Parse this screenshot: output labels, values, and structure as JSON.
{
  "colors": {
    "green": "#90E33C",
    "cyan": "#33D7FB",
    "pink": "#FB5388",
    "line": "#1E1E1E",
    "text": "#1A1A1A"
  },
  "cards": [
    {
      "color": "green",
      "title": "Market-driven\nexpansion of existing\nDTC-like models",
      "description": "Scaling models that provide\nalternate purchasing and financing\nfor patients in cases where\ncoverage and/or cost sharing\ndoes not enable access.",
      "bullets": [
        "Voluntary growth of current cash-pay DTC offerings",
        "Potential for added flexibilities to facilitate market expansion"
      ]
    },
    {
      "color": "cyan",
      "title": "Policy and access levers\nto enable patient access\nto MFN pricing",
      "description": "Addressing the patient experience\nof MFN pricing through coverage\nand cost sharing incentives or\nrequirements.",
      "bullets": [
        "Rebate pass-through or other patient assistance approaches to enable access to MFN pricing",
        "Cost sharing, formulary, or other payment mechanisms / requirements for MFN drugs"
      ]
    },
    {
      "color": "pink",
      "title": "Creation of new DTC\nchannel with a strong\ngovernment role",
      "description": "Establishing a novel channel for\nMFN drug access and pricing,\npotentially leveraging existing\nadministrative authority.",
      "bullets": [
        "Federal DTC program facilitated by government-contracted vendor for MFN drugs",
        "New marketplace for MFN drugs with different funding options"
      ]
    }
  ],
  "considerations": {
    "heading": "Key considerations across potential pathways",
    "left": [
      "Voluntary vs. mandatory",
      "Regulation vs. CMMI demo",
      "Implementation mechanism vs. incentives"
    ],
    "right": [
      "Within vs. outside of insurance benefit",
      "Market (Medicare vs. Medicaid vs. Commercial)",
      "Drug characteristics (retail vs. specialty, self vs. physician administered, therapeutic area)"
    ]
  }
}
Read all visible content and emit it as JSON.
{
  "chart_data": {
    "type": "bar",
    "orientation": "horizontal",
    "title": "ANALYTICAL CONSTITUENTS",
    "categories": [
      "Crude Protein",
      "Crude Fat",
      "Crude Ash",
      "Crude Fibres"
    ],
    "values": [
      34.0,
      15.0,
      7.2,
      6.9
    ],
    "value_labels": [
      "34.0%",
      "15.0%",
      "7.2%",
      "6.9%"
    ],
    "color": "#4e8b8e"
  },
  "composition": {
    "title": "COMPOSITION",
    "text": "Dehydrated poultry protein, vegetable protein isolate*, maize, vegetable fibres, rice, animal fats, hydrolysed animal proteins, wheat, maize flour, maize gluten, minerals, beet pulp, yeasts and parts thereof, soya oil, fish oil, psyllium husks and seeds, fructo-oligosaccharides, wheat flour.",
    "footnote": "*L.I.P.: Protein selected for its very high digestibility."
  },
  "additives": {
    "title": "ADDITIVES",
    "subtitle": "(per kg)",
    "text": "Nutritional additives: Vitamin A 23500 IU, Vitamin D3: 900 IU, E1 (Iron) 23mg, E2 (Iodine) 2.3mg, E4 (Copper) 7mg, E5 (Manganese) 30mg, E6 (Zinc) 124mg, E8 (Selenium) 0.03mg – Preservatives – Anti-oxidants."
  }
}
=======
Which lines above contain the word "enable"? Copy each one.

EXPECTED ANSWER
      "description": "Scaling models that provide\nalternate purchasing and financing\nfor patients in cases where\ncoverage and/or cost sharing\ndoes not enable access.",
      "title": "Policy and access levers\nto enable patient access\nto MFN pricing",
        "Rebate pass-through or other patient assistance approaches to enable access to MFN pricing",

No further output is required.